Problem | Copy each line of the records that holds the string "true".

Collected data |
::::

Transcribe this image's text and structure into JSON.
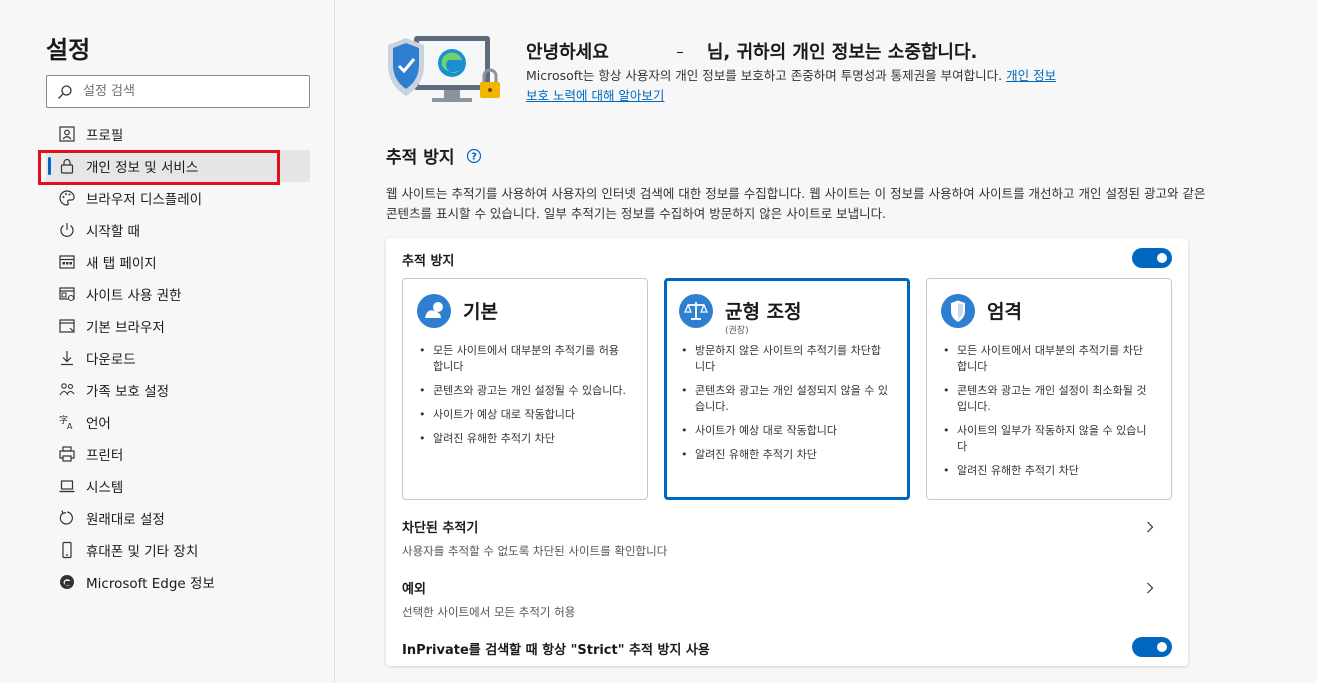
{
  "sidebar": {
    "title": "설정",
    "search_placeholder": "설정 검색",
    "items": [
      {
        "label": "프로필",
        "icon": "profile-icon"
      },
      {
        "label": "개인 정보 및 서비스",
        "icon": "lock-icon",
        "active": true
      },
      {
        "label": "브라우저 디스플레이",
        "icon": "palette-icon"
      },
      {
        "label": "시작할 때",
        "icon": "power-icon"
      },
      {
        "label": "새 탭 페이지",
        "icon": "new-tab-icon"
      },
      {
        "label": "사이트 사용 권한",
        "icon": "site-permissions-icon"
      },
      {
        "label": "기본 브라우저",
        "icon": "browser-icon"
      },
      {
        "label": "다운로드",
        "icon": "download-icon"
      },
      {
        "label": "가족 보호 설정",
        "icon": "family-icon"
      },
      {
        "label": "언어",
        "icon": "language-icon"
      },
      {
        "label": "프린터",
        "icon": "printer-icon"
      },
      {
        "label": "시스템",
        "icon": "laptop-icon"
      },
      {
        "label": "원래대로 설정",
        "icon": "reset-icon"
      },
      {
        "label": "휴대폰 및 기타 장치",
        "icon": "phone-icon"
      },
      {
        "label": "Microsoft Edge 정보",
        "icon": "edge-icon"
      }
    ]
  },
  "hero": {
    "greeting_before": "안녕하세요",
    "greeting_after": "님, 귀하의 개인 정보는 소중합니다.",
    "description": "Microsoft는 항상 사용자의 개인 정보를 보호하고 존중하며 투명성과 통제권을 부여합니다.",
    "link": "개인 정보 보호 노력에 대해 알아보기"
  },
  "tracking": {
    "section_title": "추적 방지",
    "section_description": "웹 사이트는 추적기를 사용하여 사용자의 인터넷 검색에 대한 정보를 수집합니다. 웹 사이트는 이 정보를 사용하여 사이트를 개선하고 개인 설정된 광고와 같은 콘텐츠를 표시할 수 있습니다. 일부 추적기는 정보를 수집하여 방문하지 않은 사이트로 보냅니다.",
    "card_title": "추적 방지",
    "enabled": true,
    "levels": [
      {
        "name": "기본",
        "subtitle": "",
        "bullets": [
          "모든 사이트에서 대부분의 추적기를 허용합니다",
          "콘텐츠와 광고는 개인 설정될 수 있습니다.",
          "사이트가 예상 대로 작동합니다",
          "알려진 유해한 추적기 차단"
        ]
      },
      {
        "name": "균형 조정",
        "subtitle": "(권장)",
        "selected": true,
        "bullets": [
          "방문하지 않은 사이트의 추적기를 차단합니다",
          "콘텐츠와 광고는 개인 설정되지 않을 수 있습니다.",
          "사이트가 예상 대로 작동합니다",
          "알려진 유해한 추적기 차단"
        ]
      },
      {
        "name": "엄격",
        "subtitle": "",
        "bullets": [
          "모든 사이트에서 대부분의 추적기를 차단합니다",
          "콘텐츠와 광고는 개인 설정이 최소화될 것입니다.",
          "사이트의 일부가 작동하지 않을 수 있습니다",
          "알려진 유해한 추적기 차단"
        ]
      }
    ],
    "blocked_title": "차단된 추적기",
    "blocked_desc": "사용자를 추적할 수 없도록 차단된 사이트를 확인합니다",
    "exceptions_title": "예외",
    "exceptions_desc": "선택한 사이트에서 모든 추적기 허용",
    "inprivate_label": "InPrivate를 검색할 때 항상 \"Strict\" 추적 방지 사용",
    "inprivate_enabled": true
  },
  "colors": {
    "accent": "#0067c0",
    "highlight": "#e0111b"
  }
}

::::

Output of the task |
        "active": true
    "enabled": true,
        "selected": true,
    "inprivate_enabled": true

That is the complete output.